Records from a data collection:
================
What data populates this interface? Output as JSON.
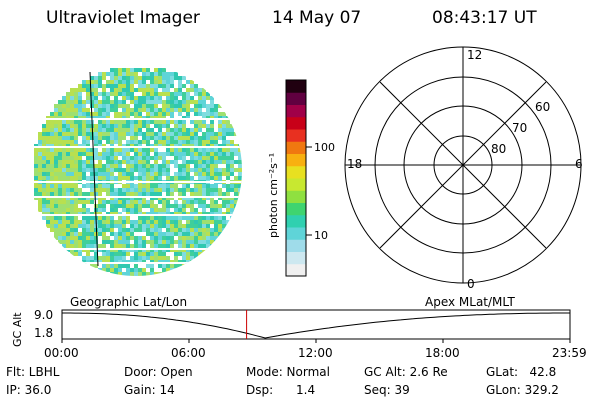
{
  "header": {
    "title": "Ultraviolet Imager",
    "date": "14 May 07",
    "time": "08:43:17 UT"
  },
  "colorbar": {
    "label": "photon cm⁻²s⁻¹",
    "ticks": [
      "100",
      "10"
    ],
    "scale": "log",
    "colors": [
      "#f0f0f0",
      "#cde8f0",
      "#9fdcea",
      "#5fd4d8",
      "#30d0b0",
      "#3fd470",
      "#8fe040",
      "#c8e830",
      "#e8e020",
      "#f8b010",
      "#f07810",
      "#e83020",
      "#c80018",
      "#a00048",
      "#600040",
      "#200010"
    ]
  },
  "image_panel": {
    "dominant_colors": [
      "#5fd4d8",
      "#30c8b0",
      "#9fe070",
      "#b0e040",
      "#ffffff"
    ]
  },
  "polar_plot": {
    "mlt_labels": {
      "top": "12",
      "left": "18",
      "right": "6",
      "bottom": "0"
    },
    "lat_labels": [
      "60",
      "70",
      "80"
    ],
    "rings": 4
  },
  "timeline": {
    "left_label": "Geographic Lat/Lon",
    "right_label": "Apex MLat/MLT",
    "y_axis_label": "GC Alt",
    "y_ticks": [
      "9.0",
      "1.8"
    ],
    "x_ticks": [
      "00:00",
      "06:00",
      "12:00",
      "18:00",
      "23:59"
    ],
    "current_time_hours": 8.72,
    "marker_color": "#cc0000",
    "min_altitude_time_hours": 9.6
  },
  "status": {
    "flt": "Flt: LBHL",
    "ip": "IP: 36.0",
    "door": "Door: Open",
    "gain": "Gain: 14",
    "mode": "Mode: Normal",
    "dsp": "Dsp:      1.4",
    "gcalt": "GC Alt: 2.6 Re",
    "seq": "Seq: 39",
    "glat": "GLat:   42.8",
    "glon": "GLon: 329.2"
  }
}
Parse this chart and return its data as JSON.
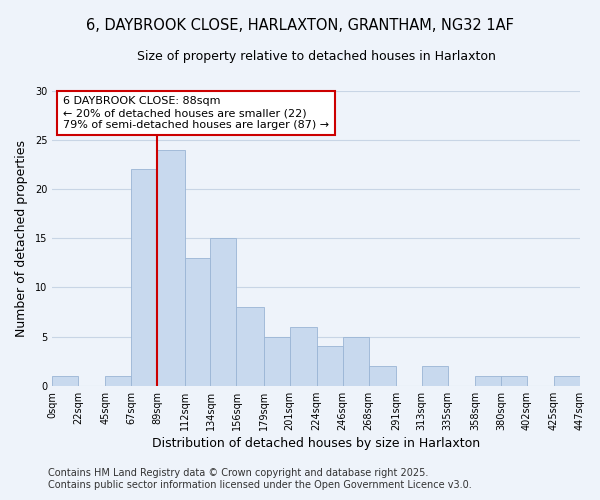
{
  "title": "6, DAYBROOK CLOSE, HARLAXTON, GRANTHAM, NG32 1AF",
  "subtitle": "Size of property relative to detached houses in Harlaxton",
  "xlabel": "Distribution of detached houses by size in Harlaxton",
  "ylabel": "Number of detached properties",
  "bin_edges": [
    0,
    22,
    45,
    67,
    89,
    112,
    134,
    156,
    179,
    201,
    224,
    246,
    268,
    291,
    313,
    335,
    358,
    380,
    402,
    425,
    447
  ],
  "bar_heights": [
    1,
    0,
    1,
    22,
    24,
    13,
    15,
    8,
    5,
    6,
    4,
    5,
    2,
    0,
    2,
    0,
    1,
    1,
    0,
    1
  ],
  "bar_color": "#c8d9ee",
  "bar_edge_color": "#9ab5d5",
  "grid_color": "#c8d5e5",
  "background_color": "#eef3fa",
  "plot_bg_color": "#eef3fa",
  "vline_x": 89,
  "vline_color": "#cc0000",
  "annotation_title": "6 DAYBROOK CLOSE: 88sqm",
  "annotation_line1": "← 20% of detached houses are smaller (22)",
  "annotation_line2": "79% of semi-detached houses are larger (87) →",
  "annotation_box_color": "#ffffff",
  "annotation_box_edge": "#cc0000",
  "tick_labels": [
    "0sqm",
    "22sqm",
    "45sqm",
    "67sqm",
    "89sqm",
    "112sqm",
    "134sqm",
    "156sqm",
    "179sqm",
    "201sqm",
    "224sqm",
    "246sqm",
    "268sqm",
    "291sqm",
    "313sqm",
    "335sqm",
    "358sqm",
    "380sqm",
    "402sqm",
    "425sqm",
    "447sqm"
  ],
  "ylim": [
    0,
    30
  ],
  "yticks": [
    0,
    5,
    10,
    15,
    20,
    25,
    30
  ],
  "footnote1": "Contains HM Land Registry data © Crown copyright and database right 2025.",
  "footnote2": "Contains public sector information licensed under the Open Government Licence v3.0.",
  "title_fontsize": 10.5,
  "subtitle_fontsize": 9,
  "axis_label_fontsize": 9,
  "tick_fontsize": 7,
  "annotation_fontsize": 8,
  "footnote_fontsize": 7
}
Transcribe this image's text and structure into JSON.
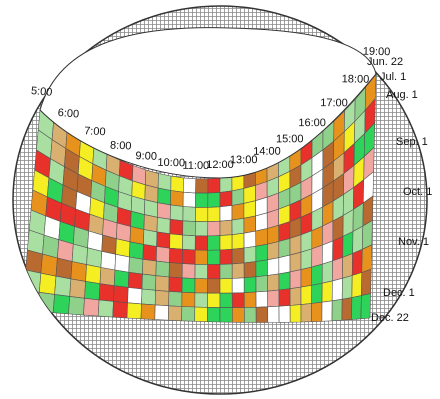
{
  "hour_labels": [
    "5:00",
    "6:00",
    "7:00",
    "8:00",
    "9:00",
    "10:00",
    "11:00",
    "12:00",
    "13:00",
    "14:00",
    "15:00",
    "16:00",
    "17:00",
    "18:00",
    "19:00"
  ],
  "date_labels": [
    "Jun. 22",
    "Jul. 1",
    "Aug. 1",
    "Sep. 1",
    "Oct. 1",
    "Nov. 1",
    "Dec. 1",
    "Dec. 22"
  ]
}
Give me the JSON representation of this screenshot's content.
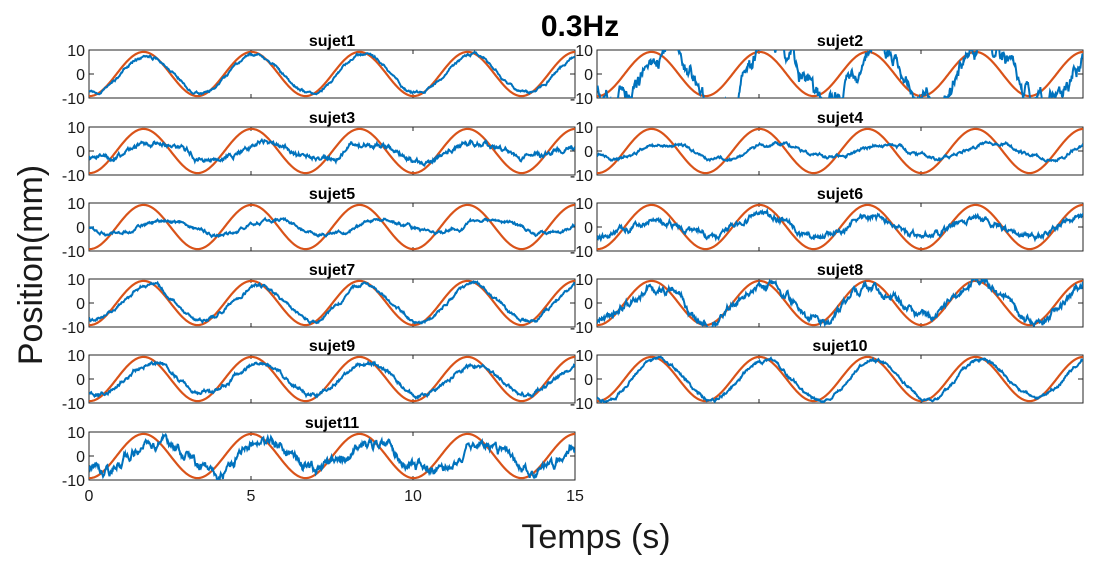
{
  "chart_data": {
    "type": "line",
    "title": "0.3Hz",
    "xlabel": "Temps (s)",
    "ylabel": "Position(mm)",
    "xlim": [
      0,
      15
    ],
    "ylim": [
      -10,
      10
    ],
    "xticks": [
      0,
      5,
      10,
      15
    ],
    "yticks": [
      -10,
      0,
      10
    ],
    "grid": false,
    "colors": {
      "measured": "#0072BD",
      "reference": "#D95319"
    },
    "reference_signal": {
      "frequency_hz": 0.3,
      "amplitude_mm": 9.2,
      "phase_offset_s": 0.85
    },
    "subplots": [
      {
        "title": "sujet1",
        "measured": {
          "gain": 0.85,
          "lag": 0.15,
          "drift": 0.0,
          "noise": 0.8
        }
      },
      {
        "title": "sujet2",
        "measured": {
          "gain": 1.25,
          "lag": 0.4,
          "drift": 0.0,
          "noise": 5.0
        }
      },
      {
        "title": "sujet3",
        "measured": {
          "gain": 0.35,
          "lag": 0.3,
          "drift": 0.0,
          "noise": 1.6
        }
      },
      {
        "title": "sujet4",
        "measured": {
          "gain": 0.35,
          "lag": 0.5,
          "drift": 0.0,
          "noise": 1.0
        }
      },
      {
        "title": "sujet5",
        "measured": {
          "gain": 0.3,
          "lag": 0.7,
          "drift": 0.0,
          "noise": 1.0
        }
      },
      {
        "title": "sujet6",
        "measured": {
          "gain": 0.45,
          "lag": 0.1,
          "drift": 0.0,
          "noise": 1.8
        }
      },
      {
        "title": "sujet7",
        "measured": {
          "gain": 0.8,
          "lag": 0.2,
          "drift": 0.0,
          "noise": 1.0
        }
      },
      {
        "title": "sujet8",
        "measured": {
          "gain": 0.75,
          "lag": 0.15,
          "drift": 0.0,
          "noise": 2.4
        }
      },
      {
        "title": "sujet9",
        "measured": {
          "gain": 0.7,
          "lag": 0.25,
          "drift": 0.0,
          "noise": 1.2
        }
      },
      {
        "title": "sujet10",
        "measured": {
          "gain": 0.9,
          "lag": 0.2,
          "drift": 0.0,
          "noise": 1.0
        }
      },
      {
        "title": "sujet11",
        "measured": {
          "gain": 0.7,
          "lag": 0.4,
          "drift": 0.0,
          "noise": 3.0
        }
      }
    ]
  }
}
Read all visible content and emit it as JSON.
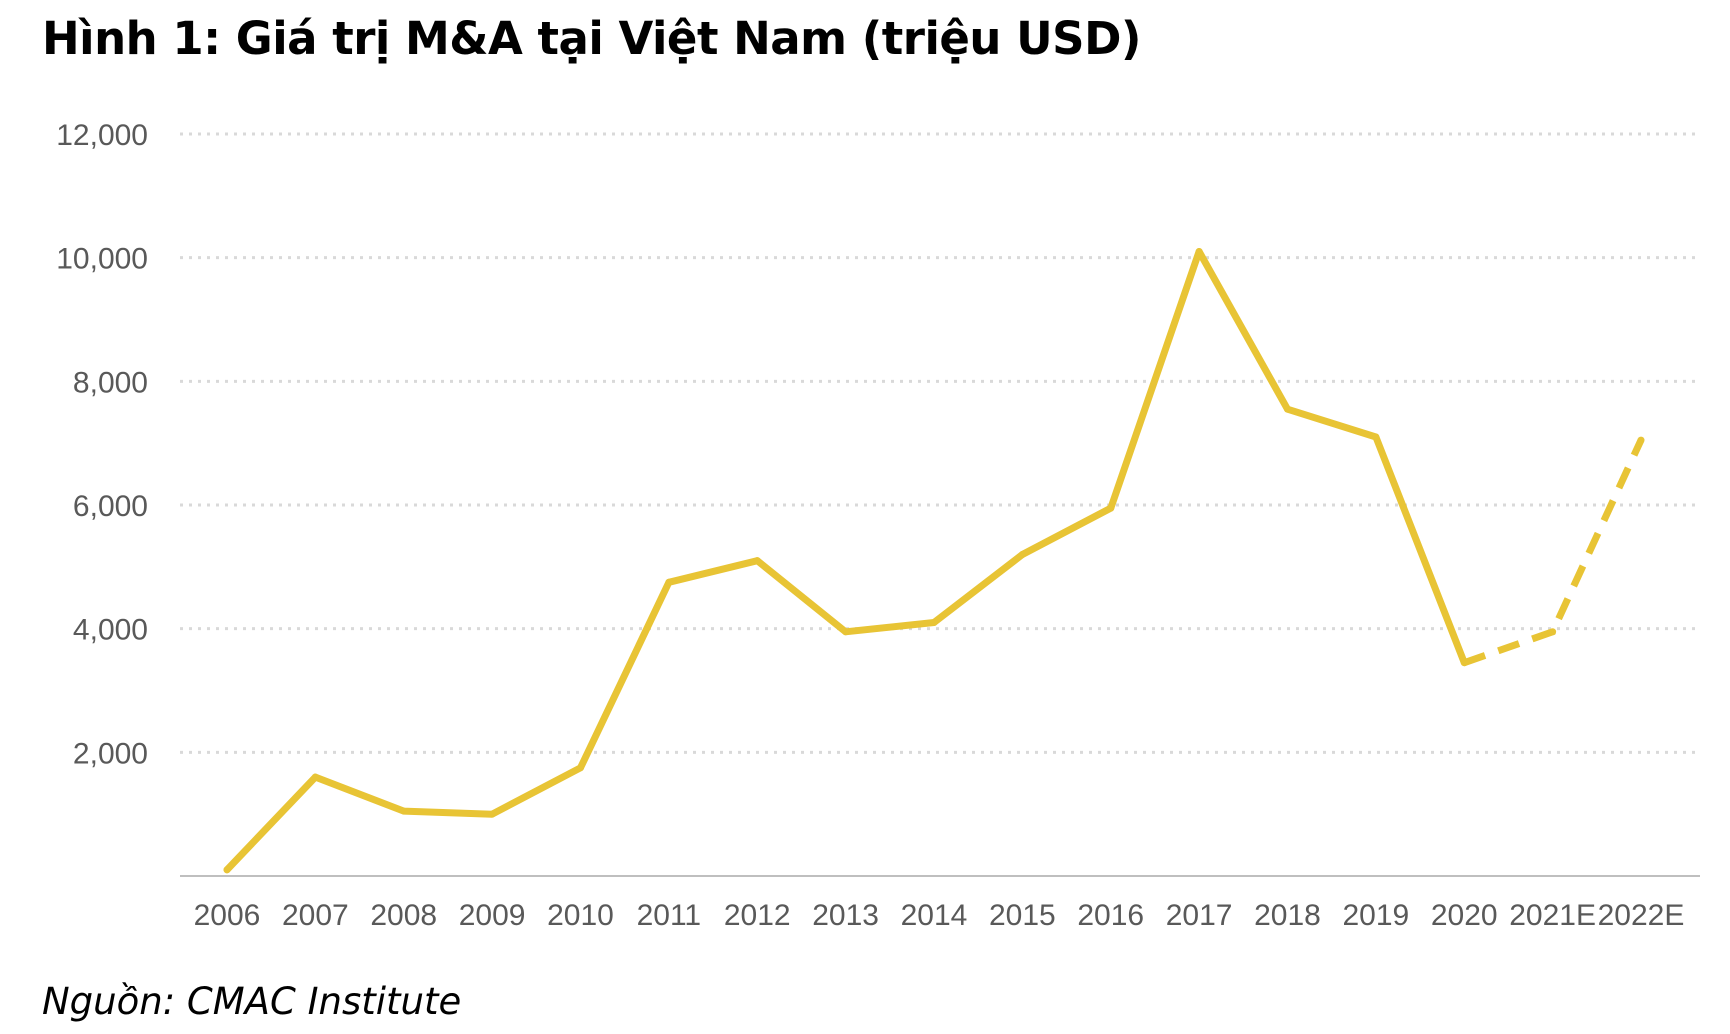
================
# TASK OBJECTIVE:
Give back all entries exactly. No pictures belong in the copy.

# ANSWER BELOW:
What data populates this interface? Output as JSON.
{
  "header": {
    "title": "Ultraviolet Imager",
    "date": "14 May 07",
    "time": "08:43:17 UT"
  },
  "colorbar": {
    "label": "photon cm⁻²s⁻¹",
    "ticks": [
      "100",
      "10"
    ],
    "scale": "log",
    "colors": [
      "#f0f0f0",
      "#cde8f0",
      "#9fdcea",
      "#5fd4d8",
      "#30d0b0",
      "#3fd470",
      "#8fe040",
      "#c8e830",
      "#e8e020",
      "#f8b010",
      "#f07810",
      "#e83020",
      "#c80018",
      "#a00048",
      "#600040",
      "#200010"
    ]
  },
  "image_panel": {
    "dominant_colors": [
      "#5fd4d8",
      "#30c8b0",
      "#9fe070",
      "#b0e040",
      "#ffffff"
    ]
  },
  "polar_plot": {
    "mlt_labels": {
      "top": "12",
      "left": "18",
      "right": "6",
      "bottom": "0"
    },
    "lat_labels": [
      "60",
      "70",
      "80"
    ],
    "rings": 4
  },
  "timeline": {
    "left_label": "Geographic Lat/Lon",
    "right_label": "Apex MLat/MLT",
    "y_axis_label": "GC Alt",
    "y_ticks": [
      "9.0",
      "1.8"
    ],
    "x_ticks": [
      "00:00",
      "06:00",
      "12:00",
      "18:00",
      "23:59"
    ],
    "current_time_hours": 8.72,
    "marker_color": "#cc0000",
    "min_altitude_time_hours": 9.6
  },
  "status": {
    "flt": "Flt: LBHL",
    "ip": "IP: 36.0",
    "door": "Door: Open",
    "gain": "Gain: 14",
    "mode": "Mode: Normal",
    "dsp": "Dsp:      1.4",
    "gcalt": "GC Alt: 2.6 Re",
    "seq": "Seq: 39",
    "glat": "GLat:   42.8",
    "glon": "GLon: 329.2"
  }
}
Parse this chart and return its data as JSON.
{
  "title": "6, DAYBROOK CLOSE, HARLAXTON, GRANTHAM, NG32 1AF",
  "subtitle": "Size of property relative to detached houses in Harlaxton",
  "xlabel": "Distribution of detached houses by size in Harlaxton",
  "ylabel": "Number of detached properties",
  "bin_edges": [
    0,
    22,
    45,
    67,
    89,
    112,
    134,
    156,
    179,
    201,
    224,
    246,
    268,
    291,
    313,
    335,
    358,
    380,
    402,
    425,
    447
  ],
  "bar_heights": [
    1,
    0,
    1,
    22,
    24,
    13,
    15,
    8,
    5,
    6,
    4,
    5,
    2,
    0,
    2,
    0,
    1,
    1,
    0,
    1
  ],
  "bar_color": "#c8d9ee",
  "bar_edge_color": "#9ab5d5",
  "grid_color": "#c8d5e5",
  "background_color": "#eef3fa",
  "plot_bg_color": "#eef3fa",
  "vline_x": 89,
  "vline_color": "#cc0000",
  "annotation_title": "6 DAYBROOK CLOSE: 88sqm",
  "annotation_line1": "← 20% of detached houses are smaller (22)",
  "annotation_line2": "79% of semi-detached houses are larger (87) →",
  "annotation_box_color": "#ffffff",
  "annotation_box_edge": "#cc0000",
  "tick_labels": [
    "0sqm",
    "22sqm",
    "45sqm",
    "67sqm",
    "89sqm",
    "112sqm",
    "134sqm",
    "156sqm",
    "179sqm",
    "201sqm",
    "224sqm",
    "246sqm",
    "268sqm",
    "291sqm",
    "313sqm",
    "335sqm",
    "358sqm",
    "380sqm",
    "402sqm",
    "425sqm",
    "447sqm"
  ],
  "ylim": [
    0,
    30
  ],
  "yticks": [
    0,
    5,
    10,
    15,
    20,
    25,
    30
  ],
  "footnote1": "Contains HM Land Registry data © Crown copyright and database right 2025.",
  "footnote2": "Contains public sector information licensed under the Open Government Licence v3.0.",
  "title_fontsize": 10.5,
  "subtitle_fontsize": 9,
  "axis_label_fontsize": 9,
  "tick_fontsize": 7,
  "annotation_fontsize": 8,
  "footnote_fontsize": 7
}
Transcribe this image's text and structure into JSON.
{
  "hour_labels": [
    "5:00",
    "6:00",
    "7:00",
    "8:00",
    "9:00",
    "10:00",
    "11:00",
    "12:00",
    "13:00",
    "14:00",
    "15:00",
    "16:00",
    "17:00",
    "18:00",
    "19:00"
  ],
  "date_labels": [
    "Jun. 22",
    "Jul. 1",
    "Aug. 1",
    "Sep. 1",
    "Oct. 1",
    "Nov. 1",
    "Dec. 1",
    "Dec. 22"
  ]
}
Give me the JSON representation of this screenshot's content.
{
  "chart_data": {
    "type": "line",
    "title": "0.3Hz",
    "xlabel": "Temps (s)",
    "ylabel": "Position(mm)",
    "xlim": [
      0,
      15
    ],
    "ylim": [
      -10,
      10
    ],
    "xticks": [
      0,
      5,
      10,
      15
    ],
    "yticks": [
      -10,
      0,
      10
    ],
    "grid": false,
    "colors": {
      "measured": "#0072BD",
      "reference": "#D95319"
    },
    "reference_signal": {
      "frequency_hz": 0.3,
      "amplitude_mm": 9.2,
      "phase_offset_s": 0.85
    },
    "subplots": [
      {
        "title": "sujet1",
        "measured": {
          "gain": 0.85,
          "lag": 0.15,
          "drift": 0.0,
          "noise": 0.8
        }
      },
      {
        "title": "sujet2",
        "measured": {
          "gain": 1.25,
          "lag": 0.4,
          "drift": 0.0,
          "noise": 5.0
        }
      },
      {
        "title": "sujet3",
        "measured": {
          "gain": 0.35,
          "lag": 0.3,
          "drift": 0.0,
          "noise": 1.6
        }
      },
      {
        "title": "sujet4",
        "measured": {
          "gain": 0.35,
          "lag": 0.5,
          "drift": 0.0,
          "noise": 1.0
        }
      },
      {
        "title": "sujet5",
        "measured": {
          "gain": 0.3,
          "lag": 0.7,
          "drift": 0.0,
          "noise": 1.0
        }
      },
      {
        "title": "sujet6",
        "measured": {
          "gain": 0.45,
          "lag": 0.1,
          "drift": 0.0,
          "noise": 1.8
        }
      },
      {
        "title": "sujet7",
        "measured": {
          "gain": 0.8,
          "lag": 0.2,
          "drift": 0.0,
          "noise": 1.0
        }
      },
      {
        "title": "sujet8",
        "measured": {
          "gain": 0.75,
          "lag": 0.15,
          "drift": 0.0,
          "noise": 2.4
        }
      },
      {
        "title": "sujet9",
        "measured": {
          "gain": 0.7,
          "lag": 0.25,
          "drift": 0.0,
          "noise": 1.2
        }
      },
      {
        "title": "sujet10",
        "measured": {
          "gain": 0.9,
          "lag": 0.2,
          "drift": 0.0,
          "noise": 1.0
        }
      },
      {
        "title": "sujet11",
        "measured": {
          "gain": 0.7,
          "lag": 0.4,
          "drift": 0.0,
          "noise": 3.0
        }
      }
    ]
  }
}
Read all visible content and emit it as JSON.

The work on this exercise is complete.